• _TASK DATA_
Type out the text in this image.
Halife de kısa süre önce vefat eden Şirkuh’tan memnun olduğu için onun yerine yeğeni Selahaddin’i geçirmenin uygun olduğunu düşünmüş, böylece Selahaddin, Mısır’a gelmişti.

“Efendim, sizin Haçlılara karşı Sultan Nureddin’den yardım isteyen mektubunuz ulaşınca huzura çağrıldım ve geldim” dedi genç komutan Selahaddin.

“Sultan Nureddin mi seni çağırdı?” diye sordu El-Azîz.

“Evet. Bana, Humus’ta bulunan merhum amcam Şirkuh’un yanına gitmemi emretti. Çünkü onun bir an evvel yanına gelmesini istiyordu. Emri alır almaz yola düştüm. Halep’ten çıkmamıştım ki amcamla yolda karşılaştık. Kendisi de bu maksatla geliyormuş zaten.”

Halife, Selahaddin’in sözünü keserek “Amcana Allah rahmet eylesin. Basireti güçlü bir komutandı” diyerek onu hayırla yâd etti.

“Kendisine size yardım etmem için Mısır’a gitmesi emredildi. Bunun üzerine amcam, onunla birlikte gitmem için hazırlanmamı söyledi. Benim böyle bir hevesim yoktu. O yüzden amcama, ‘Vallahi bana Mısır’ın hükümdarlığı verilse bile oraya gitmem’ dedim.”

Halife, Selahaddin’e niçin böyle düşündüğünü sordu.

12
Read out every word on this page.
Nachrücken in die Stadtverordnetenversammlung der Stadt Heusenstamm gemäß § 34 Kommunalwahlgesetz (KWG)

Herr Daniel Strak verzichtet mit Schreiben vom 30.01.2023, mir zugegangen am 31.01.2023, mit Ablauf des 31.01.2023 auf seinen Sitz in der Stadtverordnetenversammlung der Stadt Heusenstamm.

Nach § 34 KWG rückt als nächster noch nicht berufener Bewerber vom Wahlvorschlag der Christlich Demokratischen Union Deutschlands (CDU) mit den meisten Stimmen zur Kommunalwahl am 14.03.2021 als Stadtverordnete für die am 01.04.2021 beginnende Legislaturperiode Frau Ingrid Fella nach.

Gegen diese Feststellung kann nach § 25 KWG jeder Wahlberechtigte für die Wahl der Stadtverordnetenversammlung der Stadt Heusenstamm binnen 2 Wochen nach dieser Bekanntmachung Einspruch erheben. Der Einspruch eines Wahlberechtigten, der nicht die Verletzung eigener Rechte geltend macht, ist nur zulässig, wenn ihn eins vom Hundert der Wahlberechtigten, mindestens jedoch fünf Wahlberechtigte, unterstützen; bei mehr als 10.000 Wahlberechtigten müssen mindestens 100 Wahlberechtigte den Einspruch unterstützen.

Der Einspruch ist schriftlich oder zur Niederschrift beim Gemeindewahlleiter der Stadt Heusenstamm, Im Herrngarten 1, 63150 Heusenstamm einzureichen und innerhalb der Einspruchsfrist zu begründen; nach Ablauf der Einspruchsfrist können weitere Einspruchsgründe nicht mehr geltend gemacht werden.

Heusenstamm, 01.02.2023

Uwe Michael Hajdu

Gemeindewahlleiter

• _SHORT PROBLEM_
Could you quote the material above in full, exactly as it stands?

• _OUTPUT BELOW_
Type out the text in this image.
Halife de kısa süre önce vefat eden Şirkuh’tan memnun olduğu için onun yerine yeğeni Selahaddin’i geçirmenin uygun olduğunu düşünmüş, böylece Selahaddin, Mısır’a gelmişti.

“Efendim, sizin Haçlılara karşı Sultan Nureddin’den yardım isteyen mektubunuz ulaşınca huzura çağrıldım ve geldim” dedi genç komutan Selahaddin.

“Sultan Nureddin mi seni çağırdı?” diye sordu El-Azîz.

“Evet. Bana, Humus’ta bulunan merhum amcam Şirkuh’un yanına gitmemi emretti. Çünkü onun bir an evvel yanına gelmesini istiyordu. Emri alır almaz yola düştüm. Halep’ten çıkmamıştım ki amcamla yolda karşılaştık. Kendisi de bu maksatla geliyormuş zaten.”

Halife, Selahaddin’in sözünü keserek “Amcana Allah rahmet eylesin. Basireti güçlü bir komutandı” diyerek onu hayırla yâd etti.

“Kendisine size yardım etmem için Mısır’a gitmesi emredildi. Bunun üzerine amcam, onunla birlikte gitmem için hazırlanmamı söyledi. Benim böyle bir hevesim yoktu. O yüzden amcama, ‘Vallahi bana Mısır’ın hükümdarlığı verilse bile oraya gitmem’ dedim.”

Halife, Selahaddin’e niçin böyle düşündüğünü sordu.

12
Read out every word on this page.
Nachrücken in die Stadtverordnetenversammlung der Stadt Heusenstamm gemäß § 34 Kommunalwahlgesetz (KWG)

Herr Daniel Strak verzichtet mit Schreiben vom 30.01.2023, mir zugegangen am 31.01.2023, mit Ablauf des 31.01.2023 auf seinen Sitz in der Stadtverordnetenversammlung der Stadt Heusenstamm.

Nach § 34 KWG rückt als nächster noch nicht berufener Bewerber vom Wahlvorschlag der Christlich Demokratischen Union Deutschlands (CDU) mit den meisten Stimmen zur Kommunalwahl am 14.03.2021 als Stadtverordnete für die am 01.04.2021 beginnende Legislaturperiode Frau Ingrid Fella nach.

Gegen diese Feststellung kann nach § 25 KWG jeder Wahlberechtigte für die Wahl der Stadtverordnetenversammlung der Stadt Heusenstamm binnen 2 Wochen nach dieser Bekanntmachung Einspruch erheben. Der Einspruch eines Wahlberechtigten, der nicht die Verletzung eigener Rechte geltend macht, ist nur zulässig, wenn ihn eins vom Hundert der Wahlberechtigten, mindestens jedoch fünf Wahlberechtigte, unterstützen; bei mehr als 10.000 Wahlberechtigten müssen mindestens 100 Wahlberechtigte den Einspruch unterstützen.

Der Einspruch ist schriftlich oder zur Niederschrift beim Gemeindewahlleiter der Stadt Heusenstamm, Im Herrngarten 1, 63150 Heusenstamm einzureichen und innerhalb der Einspruchsfrist zu begründen; nach Ablauf der Einspruchsfrist können weitere Einspruchsgründe nicht mehr geltend gemacht werden.

Heusenstamm, 01.02.2023

Uwe Michael Hajdu

Gemeindewahlleiter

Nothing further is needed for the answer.